- Stated exercise -
Transcribe the material in full. Nothing should differ except that the pictures are left out.

◇ ◇ ◇ ◇ ◇ ◇ ◇

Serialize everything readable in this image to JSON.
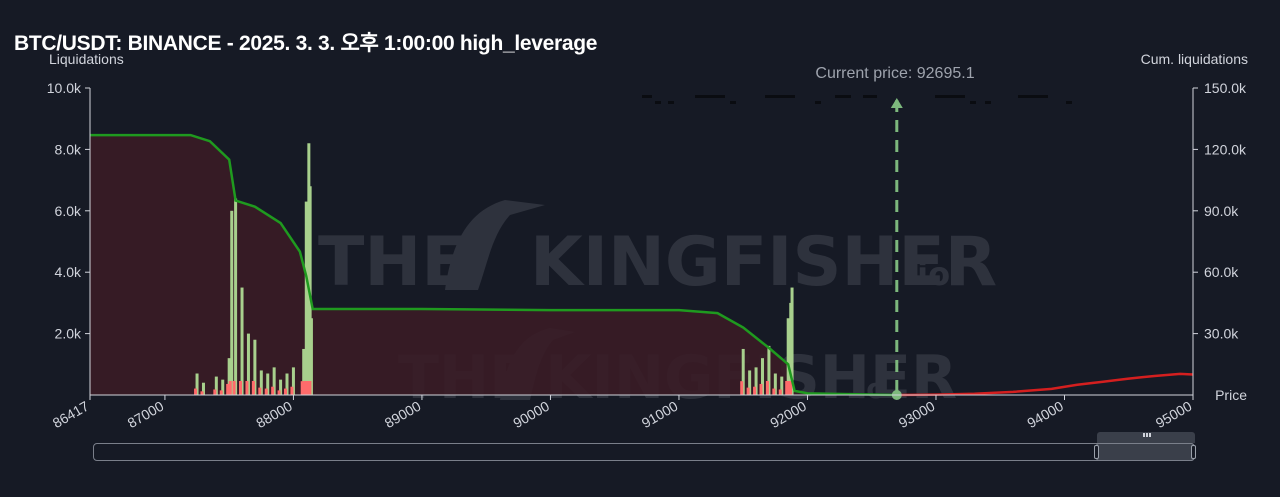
{
  "title": "BTC/USDT: BINANCE - 2025. 3. 3. 오후 1:00:00 high_leverage",
  "watermark": {
    "brand": "THE",
    "brand2": "KINGFISHER",
    "suffix": ".io"
  },
  "colors": {
    "background": "#161a25",
    "long_fill": "#3a1c26",
    "cum_long_line": "#1f9a1f",
    "cum_short_line": "#d41f1f",
    "bar_green": "#a8d08d",
    "bar_red": "#ff6b6b",
    "current_price_line": "#7db87d"
  },
  "chart_data": {
    "type": "bar",
    "left_axis_label": "Liquidations",
    "right_axis_label": "Cum. liquidations",
    "x_axis_label": "Price",
    "xlim": [
      86417,
      95000
    ],
    "ylim_left": [
      0,
      10000
    ],
    "ylim_right": [
      0,
      150000
    ],
    "x_ticks": [
      "86417",
      "87000",
      "88000",
      "89000",
      "90000",
      "91000",
      "92000",
      "93000",
      "94000",
      "95000"
    ],
    "y_left_ticks": [
      "2.0k",
      "4.0k",
      "6.0k",
      "8.0k",
      "10.0k"
    ],
    "y_right_ticks": [
      "30.0k",
      "60.0k",
      "90.0k",
      "120.0k",
      "150.0k"
    ],
    "current_price": 92695.1,
    "current_price_label": "Current price: 92695.1",
    "cum_long_liquidations": {
      "x": [
        86417,
        87200,
        87350,
        87500,
        87550,
        87700,
        87900,
        88050,
        88100,
        88150,
        89000,
        90000,
        91000,
        91300,
        91500,
        91700,
        91850,
        91900,
        92000,
        92695
      ],
      "y": [
        127000,
        127000,
        124000,
        115000,
        95000,
        92000,
        84000,
        70000,
        58000,
        42000,
        42000,
        41500,
        41500,
        40000,
        33000,
        23000,
        15000,
        2000,
        800,
        0
      ]
    },
    "cum_short_liquidations": {
      "x": [
        92695,
        93000,
        93300,
        93600,
        93900,
        94100,
        94300,
        94500,
        94700,
        94900,
        95000
      ],
      "y": [
        0,
        200,
        600,
        1500,
        3000,
        5000,
        6500,
        8000,
        9300,
        10300,
        10000
      ]
    },
    "liquidation_bars": {
      "x": [
        87250,
        87300,
        87400,
        87450,
        87500,
        87520,
        87550,
        87600,
        87650,
        87700,
        87750,
        87800,
        87850,
        87900,
        87950,
        88000,
        88080,
        88100,
        88120,
        88130,
        88140,
        91500,
        91550,
        91600,
        91650,
        91700,
        91750,
        91800,
        91850,
        91870,
        91880
      ],
      "y": [
        700,
        400,
        600,
        500,
        1200,
        6000,
        6400,
        3500,
        2000,
        1800,
        800,
        700,
        900,
        500,
        700,
        900,
        1500,
        6300,
        8200,
        6800,
        2500,
        1500,
        800,
        900,
        1200,
        1600,
        700,
        600,
        2500,
        3000,
        3500
      ]
    }
  }
}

◇ ◇ ◇ ◇ ◇ ◇ ◇

- Answer to this problem -
Serialize everything readable in this image to JSON.
{
  "title": "BTC/USDT: BINANCE - 2025. 3. 3. 오후 1:00:00 high_leverage",
  "watermark": {
    "brand": "THE",
    "brand2": "KINGFISHER",
    "suffix": ".io"
  },
  "colors": {
    "background": "#161a25",
    "long_fill": "#3a1c26",
    "cum_long_line": "#1f9a1f",
    "cum_short_line": "#d41f1f",
    "bar_green": "#a8d08d",
    "bar_red": "#ff6b6b",
    "current_price_line": "#7db87d"
  },
  "chart_data": {
    "type": "bar",
    "left_axis_label": "Liquidations",
    "right_axis_label": "Cum. liquidations",
    "x_axis_label": "Price",
    "xlim": [
      86417,
      95000
    ],
    "ylim_left": [
      0,
      10000
    ],
    "ylim_right": [
      0,
      150000
    ],
    "x_ticks": [
      "86417",
      "87000",
      "88000",
      "89000",
      "90000",
      "91000",
      "92000",
      "93000",
      "94000",
      "95000"
    ],
    "y_left_ticks": [
      "2.0k",
      "4.0k",
      "6.0k",
      "8.0k",
      "10.0k"
    ],
    "y_right_ticks": [
      "30.0k",
      "60.0k",
      "90.0k",
      "120.0k",
      "150.0k"
    ],
    "current_price": 92695.1,
    "current_price_label": "Current price: 92695.1",
    "cum_long_liquidations": {
      "x": [
        86417,
        87200,
        87350,
        87500,
        87550,
        87700,
        87900,
        88050,
        88100,
        88150,
        89000,
        90000,
        91000,
        91300,
        91500,
        91700,
        91850,
        91900,
        92000,
        92695
      ],
      "y": [
        127000,
        127000,
        124000,
        115000,
        95000,
        92000,
        84000,
        70000,
        58000,
        42000,
        42000,
        41500,
        41500,
        40000,
        33000,
        23000,
        15000,
        2000,
        800,
        0
      ]
    },
    "cum_short_liquidations": {
      "x": [
        92695,
        93000,
        93300,
        93600,
        93900,
        94100,
        94300,
        94500,
        94700,
        94900,
        95000
      ],
      "y": [
        0,
        200,
        600,
        1500,
        3000,
        5000,
        6500,
        8000,
        9300,
        10300,
        10000
      ]
    },
    "liquidation_bars": {
      "x": [
        87250,
        87300,
        87400,
        87450,
        87500,
        87520,
        87550,
        87600,
        87650,
        87700,
        87750,
        87800,
        87850,
        87900,
        87950,
        88000,
        88080,
        88100,
        88120,
        88130,
        88140,
        91500,
        91550,
        91600,
        91650,
        91700,
        91750,
        91800,
        91850,
        91870,
        91880
      ],
      "y": [
        700,
        400,
        600,
        500,
        1200,
        6000,
        6400,
        3500,
        2000,
        1800,
        800,
        700,
        900,
        500,
        700,
        900,
        1500,
        6300,
        8200,
        6800,
        2500,
        1500,
        800,
        900,
        1200,
        1600,
        700,
        600,
        2500,
        3000,
        3500
      ]
    }
  }
}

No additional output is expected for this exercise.